### Requirements
Pull out from the material below all lines with "page".

### Data supplied

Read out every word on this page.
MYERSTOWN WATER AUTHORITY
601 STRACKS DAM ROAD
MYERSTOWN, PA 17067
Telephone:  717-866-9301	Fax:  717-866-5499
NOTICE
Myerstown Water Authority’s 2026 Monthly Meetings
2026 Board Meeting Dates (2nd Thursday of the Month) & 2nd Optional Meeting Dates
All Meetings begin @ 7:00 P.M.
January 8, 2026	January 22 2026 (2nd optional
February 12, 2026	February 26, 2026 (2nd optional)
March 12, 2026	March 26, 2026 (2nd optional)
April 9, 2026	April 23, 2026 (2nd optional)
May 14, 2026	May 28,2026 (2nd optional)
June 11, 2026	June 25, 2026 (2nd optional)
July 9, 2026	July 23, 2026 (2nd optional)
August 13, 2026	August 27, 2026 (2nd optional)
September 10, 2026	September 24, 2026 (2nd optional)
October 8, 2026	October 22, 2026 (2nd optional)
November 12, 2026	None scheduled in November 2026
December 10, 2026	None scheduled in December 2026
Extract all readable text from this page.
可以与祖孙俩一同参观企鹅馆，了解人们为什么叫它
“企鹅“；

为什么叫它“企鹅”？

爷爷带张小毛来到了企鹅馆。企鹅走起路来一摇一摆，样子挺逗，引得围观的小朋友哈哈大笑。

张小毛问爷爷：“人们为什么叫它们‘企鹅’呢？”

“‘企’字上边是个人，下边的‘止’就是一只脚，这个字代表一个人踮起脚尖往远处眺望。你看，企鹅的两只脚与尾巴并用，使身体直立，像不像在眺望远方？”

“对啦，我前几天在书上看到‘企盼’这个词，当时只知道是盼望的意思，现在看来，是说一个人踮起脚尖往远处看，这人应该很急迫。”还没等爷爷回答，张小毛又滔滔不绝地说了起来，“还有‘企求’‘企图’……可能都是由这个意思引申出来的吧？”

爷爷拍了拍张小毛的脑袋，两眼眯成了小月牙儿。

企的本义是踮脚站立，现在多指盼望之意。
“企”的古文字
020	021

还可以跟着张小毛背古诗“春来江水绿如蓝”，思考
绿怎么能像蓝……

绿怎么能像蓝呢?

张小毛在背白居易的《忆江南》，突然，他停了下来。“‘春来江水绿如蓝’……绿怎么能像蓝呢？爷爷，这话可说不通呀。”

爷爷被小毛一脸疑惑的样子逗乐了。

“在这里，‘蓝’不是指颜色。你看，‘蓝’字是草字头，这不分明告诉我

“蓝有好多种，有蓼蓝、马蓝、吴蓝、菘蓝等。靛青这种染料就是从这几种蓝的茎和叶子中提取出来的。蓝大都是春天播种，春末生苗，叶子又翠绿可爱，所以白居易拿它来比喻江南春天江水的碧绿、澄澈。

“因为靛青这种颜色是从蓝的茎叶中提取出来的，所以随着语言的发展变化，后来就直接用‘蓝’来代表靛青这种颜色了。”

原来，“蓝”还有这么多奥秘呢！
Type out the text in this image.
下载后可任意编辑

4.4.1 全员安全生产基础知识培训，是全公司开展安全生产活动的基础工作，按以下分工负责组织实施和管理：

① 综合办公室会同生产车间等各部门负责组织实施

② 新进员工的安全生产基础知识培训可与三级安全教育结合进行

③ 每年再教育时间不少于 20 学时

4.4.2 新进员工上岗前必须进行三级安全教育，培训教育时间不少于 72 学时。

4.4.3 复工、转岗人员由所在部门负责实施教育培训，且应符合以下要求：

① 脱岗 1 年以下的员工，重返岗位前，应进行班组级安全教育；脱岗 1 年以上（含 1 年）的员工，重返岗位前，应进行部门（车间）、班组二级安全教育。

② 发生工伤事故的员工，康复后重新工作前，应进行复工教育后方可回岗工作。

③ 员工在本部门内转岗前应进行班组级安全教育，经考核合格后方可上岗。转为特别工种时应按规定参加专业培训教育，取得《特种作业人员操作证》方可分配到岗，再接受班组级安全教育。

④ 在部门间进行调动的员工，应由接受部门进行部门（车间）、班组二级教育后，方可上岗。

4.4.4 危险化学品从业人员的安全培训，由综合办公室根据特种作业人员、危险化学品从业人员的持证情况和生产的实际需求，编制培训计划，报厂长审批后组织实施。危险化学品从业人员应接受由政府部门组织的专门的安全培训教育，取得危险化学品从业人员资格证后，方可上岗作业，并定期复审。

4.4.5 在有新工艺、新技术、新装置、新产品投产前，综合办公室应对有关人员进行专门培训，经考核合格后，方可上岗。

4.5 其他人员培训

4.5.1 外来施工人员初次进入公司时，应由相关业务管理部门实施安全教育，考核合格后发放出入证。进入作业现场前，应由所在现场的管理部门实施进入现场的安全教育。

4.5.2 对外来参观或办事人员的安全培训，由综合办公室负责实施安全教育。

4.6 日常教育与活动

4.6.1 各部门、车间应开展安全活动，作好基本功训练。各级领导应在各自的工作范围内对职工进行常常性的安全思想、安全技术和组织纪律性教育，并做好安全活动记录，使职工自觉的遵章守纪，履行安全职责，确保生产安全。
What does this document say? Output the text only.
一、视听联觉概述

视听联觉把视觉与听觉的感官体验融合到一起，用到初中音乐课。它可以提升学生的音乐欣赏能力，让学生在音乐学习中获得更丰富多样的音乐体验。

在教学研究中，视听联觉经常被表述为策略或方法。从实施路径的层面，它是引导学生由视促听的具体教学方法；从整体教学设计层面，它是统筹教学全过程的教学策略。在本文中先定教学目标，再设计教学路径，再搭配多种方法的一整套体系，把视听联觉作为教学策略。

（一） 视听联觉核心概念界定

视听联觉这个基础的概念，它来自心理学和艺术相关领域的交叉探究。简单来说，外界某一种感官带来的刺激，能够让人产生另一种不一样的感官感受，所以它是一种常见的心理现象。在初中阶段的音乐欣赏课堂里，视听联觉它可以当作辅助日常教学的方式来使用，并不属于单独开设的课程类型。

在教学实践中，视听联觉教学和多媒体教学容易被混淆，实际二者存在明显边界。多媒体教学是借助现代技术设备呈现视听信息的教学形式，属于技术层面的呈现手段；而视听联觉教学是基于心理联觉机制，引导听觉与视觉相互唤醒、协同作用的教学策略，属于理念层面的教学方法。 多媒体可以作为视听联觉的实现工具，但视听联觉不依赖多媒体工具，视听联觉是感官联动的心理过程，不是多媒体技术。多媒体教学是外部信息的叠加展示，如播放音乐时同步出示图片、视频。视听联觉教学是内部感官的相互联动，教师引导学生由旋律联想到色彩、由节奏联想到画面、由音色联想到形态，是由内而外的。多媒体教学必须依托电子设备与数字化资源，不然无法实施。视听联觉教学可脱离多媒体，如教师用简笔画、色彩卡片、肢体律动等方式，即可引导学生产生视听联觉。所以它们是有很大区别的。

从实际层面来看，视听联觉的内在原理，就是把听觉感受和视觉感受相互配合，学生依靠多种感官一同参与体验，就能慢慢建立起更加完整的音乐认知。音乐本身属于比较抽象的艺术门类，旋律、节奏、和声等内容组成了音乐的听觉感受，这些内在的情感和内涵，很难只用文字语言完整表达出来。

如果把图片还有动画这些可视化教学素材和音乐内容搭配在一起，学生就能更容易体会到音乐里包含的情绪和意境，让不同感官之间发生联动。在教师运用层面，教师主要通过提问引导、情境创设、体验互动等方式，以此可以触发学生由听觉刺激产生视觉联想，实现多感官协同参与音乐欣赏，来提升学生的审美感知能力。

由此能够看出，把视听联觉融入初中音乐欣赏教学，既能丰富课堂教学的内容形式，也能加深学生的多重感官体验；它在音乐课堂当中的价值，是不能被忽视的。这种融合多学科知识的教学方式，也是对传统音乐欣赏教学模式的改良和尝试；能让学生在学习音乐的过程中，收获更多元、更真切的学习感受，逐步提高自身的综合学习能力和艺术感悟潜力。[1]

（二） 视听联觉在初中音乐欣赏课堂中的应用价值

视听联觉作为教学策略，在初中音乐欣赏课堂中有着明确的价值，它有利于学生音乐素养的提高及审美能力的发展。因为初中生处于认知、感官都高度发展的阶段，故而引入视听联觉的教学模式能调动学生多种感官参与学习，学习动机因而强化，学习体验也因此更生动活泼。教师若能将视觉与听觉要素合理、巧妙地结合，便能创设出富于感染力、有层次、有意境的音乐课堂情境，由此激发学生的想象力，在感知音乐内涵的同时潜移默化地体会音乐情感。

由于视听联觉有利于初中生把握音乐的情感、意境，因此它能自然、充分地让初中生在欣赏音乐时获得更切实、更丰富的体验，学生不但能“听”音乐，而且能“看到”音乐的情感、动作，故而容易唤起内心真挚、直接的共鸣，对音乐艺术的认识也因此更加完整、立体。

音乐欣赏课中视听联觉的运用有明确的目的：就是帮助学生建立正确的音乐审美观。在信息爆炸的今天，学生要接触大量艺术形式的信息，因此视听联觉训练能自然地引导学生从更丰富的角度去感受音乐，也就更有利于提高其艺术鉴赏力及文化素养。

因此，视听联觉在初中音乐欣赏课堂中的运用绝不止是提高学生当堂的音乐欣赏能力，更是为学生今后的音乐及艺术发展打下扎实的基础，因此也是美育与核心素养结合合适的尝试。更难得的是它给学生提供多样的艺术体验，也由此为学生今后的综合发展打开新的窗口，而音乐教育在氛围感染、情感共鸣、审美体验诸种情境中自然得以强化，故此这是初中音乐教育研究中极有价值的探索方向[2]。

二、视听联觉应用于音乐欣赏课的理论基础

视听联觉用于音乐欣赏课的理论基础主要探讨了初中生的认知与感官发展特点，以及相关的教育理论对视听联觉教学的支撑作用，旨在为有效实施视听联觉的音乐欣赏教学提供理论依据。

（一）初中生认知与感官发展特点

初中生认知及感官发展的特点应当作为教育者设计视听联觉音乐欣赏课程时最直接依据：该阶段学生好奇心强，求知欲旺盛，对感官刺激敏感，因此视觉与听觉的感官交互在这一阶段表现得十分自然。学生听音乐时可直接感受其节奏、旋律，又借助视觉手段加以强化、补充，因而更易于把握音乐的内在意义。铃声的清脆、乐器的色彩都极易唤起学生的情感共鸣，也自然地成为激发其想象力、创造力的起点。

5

### Written solution
Read out every word on this page.
Extract all readable text from this page.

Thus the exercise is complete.